Stored items
= = = = = = =

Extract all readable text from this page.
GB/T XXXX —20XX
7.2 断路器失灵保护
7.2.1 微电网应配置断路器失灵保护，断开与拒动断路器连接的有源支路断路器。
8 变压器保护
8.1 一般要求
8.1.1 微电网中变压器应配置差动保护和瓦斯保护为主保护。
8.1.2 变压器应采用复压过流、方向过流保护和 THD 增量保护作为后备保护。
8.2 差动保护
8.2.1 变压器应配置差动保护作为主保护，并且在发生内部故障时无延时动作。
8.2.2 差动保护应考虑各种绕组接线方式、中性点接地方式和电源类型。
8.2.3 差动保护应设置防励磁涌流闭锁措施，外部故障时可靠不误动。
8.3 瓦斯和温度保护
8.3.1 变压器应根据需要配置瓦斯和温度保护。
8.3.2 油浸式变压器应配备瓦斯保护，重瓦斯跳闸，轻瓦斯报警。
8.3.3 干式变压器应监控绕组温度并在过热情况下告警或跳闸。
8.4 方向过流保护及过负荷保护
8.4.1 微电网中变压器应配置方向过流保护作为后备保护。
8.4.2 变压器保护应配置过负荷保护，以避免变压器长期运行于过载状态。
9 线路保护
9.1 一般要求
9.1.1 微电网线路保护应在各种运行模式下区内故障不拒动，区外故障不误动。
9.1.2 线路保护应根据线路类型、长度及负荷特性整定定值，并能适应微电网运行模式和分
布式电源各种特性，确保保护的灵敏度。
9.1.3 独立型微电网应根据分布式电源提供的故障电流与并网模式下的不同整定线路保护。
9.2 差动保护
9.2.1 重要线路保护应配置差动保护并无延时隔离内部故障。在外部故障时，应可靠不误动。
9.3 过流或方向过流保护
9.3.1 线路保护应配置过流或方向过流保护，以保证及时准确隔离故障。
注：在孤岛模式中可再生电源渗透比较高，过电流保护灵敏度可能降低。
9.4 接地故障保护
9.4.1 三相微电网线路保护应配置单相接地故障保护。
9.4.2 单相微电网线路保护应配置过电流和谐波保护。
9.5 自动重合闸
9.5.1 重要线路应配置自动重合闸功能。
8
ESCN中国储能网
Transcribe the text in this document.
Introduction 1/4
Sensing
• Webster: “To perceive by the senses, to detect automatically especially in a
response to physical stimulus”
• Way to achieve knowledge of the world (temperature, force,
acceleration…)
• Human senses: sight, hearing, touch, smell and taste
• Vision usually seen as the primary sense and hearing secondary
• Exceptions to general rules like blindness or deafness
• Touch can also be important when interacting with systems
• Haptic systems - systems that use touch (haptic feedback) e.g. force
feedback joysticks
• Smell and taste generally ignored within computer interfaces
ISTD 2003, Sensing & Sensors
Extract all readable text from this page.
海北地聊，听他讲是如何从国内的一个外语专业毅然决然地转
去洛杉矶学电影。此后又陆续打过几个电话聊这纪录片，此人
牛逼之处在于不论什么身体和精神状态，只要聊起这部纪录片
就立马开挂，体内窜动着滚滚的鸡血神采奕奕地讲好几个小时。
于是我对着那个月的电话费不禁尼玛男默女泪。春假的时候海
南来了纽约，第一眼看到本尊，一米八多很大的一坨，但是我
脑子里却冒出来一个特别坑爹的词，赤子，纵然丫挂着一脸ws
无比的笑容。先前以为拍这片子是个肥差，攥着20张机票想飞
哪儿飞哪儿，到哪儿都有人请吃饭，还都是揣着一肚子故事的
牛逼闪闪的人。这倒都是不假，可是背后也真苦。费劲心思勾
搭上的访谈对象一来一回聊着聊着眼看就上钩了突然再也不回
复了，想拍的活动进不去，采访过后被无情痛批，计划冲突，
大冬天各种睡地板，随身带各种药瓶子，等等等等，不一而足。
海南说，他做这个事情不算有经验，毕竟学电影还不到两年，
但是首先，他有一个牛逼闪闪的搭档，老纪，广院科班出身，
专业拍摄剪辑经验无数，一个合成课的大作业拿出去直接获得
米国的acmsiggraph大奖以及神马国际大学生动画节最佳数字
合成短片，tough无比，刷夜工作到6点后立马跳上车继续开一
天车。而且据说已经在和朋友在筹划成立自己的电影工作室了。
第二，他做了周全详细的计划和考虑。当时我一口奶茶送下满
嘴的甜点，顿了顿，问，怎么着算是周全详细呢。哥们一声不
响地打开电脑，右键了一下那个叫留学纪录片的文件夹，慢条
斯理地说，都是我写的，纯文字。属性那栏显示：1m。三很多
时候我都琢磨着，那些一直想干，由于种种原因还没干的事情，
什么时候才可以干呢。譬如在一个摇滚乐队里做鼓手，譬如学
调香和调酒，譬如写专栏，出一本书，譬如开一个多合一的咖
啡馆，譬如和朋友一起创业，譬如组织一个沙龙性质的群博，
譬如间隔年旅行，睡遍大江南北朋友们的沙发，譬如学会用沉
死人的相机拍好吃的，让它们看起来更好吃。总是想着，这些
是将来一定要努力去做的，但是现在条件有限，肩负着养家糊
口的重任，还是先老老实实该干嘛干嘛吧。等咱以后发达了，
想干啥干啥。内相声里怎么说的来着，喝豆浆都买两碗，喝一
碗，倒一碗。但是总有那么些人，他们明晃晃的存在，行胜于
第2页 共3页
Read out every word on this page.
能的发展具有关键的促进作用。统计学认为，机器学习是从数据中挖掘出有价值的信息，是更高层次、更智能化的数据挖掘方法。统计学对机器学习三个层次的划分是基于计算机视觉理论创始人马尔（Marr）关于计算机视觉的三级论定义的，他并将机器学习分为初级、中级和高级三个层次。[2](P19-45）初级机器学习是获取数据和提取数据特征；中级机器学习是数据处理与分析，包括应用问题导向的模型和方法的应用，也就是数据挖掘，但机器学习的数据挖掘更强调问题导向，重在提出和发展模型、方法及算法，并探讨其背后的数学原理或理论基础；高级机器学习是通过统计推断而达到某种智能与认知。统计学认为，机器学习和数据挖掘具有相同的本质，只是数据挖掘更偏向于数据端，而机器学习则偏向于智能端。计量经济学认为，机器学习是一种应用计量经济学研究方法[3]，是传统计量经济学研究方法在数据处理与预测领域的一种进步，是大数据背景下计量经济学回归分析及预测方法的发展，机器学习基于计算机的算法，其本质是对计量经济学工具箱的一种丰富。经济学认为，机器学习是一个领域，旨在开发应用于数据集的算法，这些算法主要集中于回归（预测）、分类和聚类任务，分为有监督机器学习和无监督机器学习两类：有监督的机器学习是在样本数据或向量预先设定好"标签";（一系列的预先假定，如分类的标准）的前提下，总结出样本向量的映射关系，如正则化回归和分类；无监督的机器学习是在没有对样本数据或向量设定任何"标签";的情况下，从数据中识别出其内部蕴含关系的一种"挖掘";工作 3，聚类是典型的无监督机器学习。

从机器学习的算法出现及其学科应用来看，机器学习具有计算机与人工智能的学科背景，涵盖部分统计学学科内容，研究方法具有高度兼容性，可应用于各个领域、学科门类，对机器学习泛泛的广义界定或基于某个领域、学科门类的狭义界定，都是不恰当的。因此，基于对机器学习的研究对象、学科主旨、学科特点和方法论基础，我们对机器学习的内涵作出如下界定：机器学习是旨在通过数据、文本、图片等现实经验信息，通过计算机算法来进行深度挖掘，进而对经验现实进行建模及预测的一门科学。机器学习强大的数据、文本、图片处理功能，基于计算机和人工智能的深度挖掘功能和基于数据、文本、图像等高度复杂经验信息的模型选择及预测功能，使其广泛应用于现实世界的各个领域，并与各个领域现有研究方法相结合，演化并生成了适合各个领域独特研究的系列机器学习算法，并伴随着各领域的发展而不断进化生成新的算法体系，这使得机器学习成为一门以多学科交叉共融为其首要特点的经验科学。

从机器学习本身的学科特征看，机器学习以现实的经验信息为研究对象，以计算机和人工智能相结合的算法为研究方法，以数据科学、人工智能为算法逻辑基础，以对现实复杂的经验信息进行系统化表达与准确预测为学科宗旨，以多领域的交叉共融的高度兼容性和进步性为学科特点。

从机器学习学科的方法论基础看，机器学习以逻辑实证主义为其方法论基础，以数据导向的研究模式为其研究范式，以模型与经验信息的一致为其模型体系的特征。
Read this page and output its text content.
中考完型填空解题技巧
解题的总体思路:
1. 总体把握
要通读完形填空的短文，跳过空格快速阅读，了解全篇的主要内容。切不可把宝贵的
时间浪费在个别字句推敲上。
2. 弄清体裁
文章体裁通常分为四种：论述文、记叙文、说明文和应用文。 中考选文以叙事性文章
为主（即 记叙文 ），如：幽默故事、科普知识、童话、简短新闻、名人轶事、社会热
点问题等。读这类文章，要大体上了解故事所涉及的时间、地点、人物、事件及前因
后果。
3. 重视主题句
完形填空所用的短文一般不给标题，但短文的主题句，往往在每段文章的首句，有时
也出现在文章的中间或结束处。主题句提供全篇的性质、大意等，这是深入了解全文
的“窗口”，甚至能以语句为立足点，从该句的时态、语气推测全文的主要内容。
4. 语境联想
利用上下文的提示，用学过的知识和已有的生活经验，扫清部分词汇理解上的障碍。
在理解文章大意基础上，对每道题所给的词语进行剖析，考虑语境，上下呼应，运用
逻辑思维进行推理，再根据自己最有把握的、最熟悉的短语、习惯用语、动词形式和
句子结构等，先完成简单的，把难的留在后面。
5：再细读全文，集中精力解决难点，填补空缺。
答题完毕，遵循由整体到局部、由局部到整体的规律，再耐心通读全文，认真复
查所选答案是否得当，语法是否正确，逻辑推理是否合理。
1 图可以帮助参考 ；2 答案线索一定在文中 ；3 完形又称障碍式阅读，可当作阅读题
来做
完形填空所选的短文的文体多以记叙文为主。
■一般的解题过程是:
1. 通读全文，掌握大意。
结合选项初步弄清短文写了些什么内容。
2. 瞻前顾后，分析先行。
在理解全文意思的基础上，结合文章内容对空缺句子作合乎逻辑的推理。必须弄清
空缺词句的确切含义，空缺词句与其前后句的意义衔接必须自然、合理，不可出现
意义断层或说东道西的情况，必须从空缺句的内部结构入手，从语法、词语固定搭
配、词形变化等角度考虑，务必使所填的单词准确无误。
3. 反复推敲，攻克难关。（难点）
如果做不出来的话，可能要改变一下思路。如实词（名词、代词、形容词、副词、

= = = = = = =

From the records above, pull out each line that has "hearing".

> **ANSWER TO THIS EXERCISE**
• Human senses: sight, hearing, touch, smell and taste
• Vision usually seen as the primary sense and hearing secondary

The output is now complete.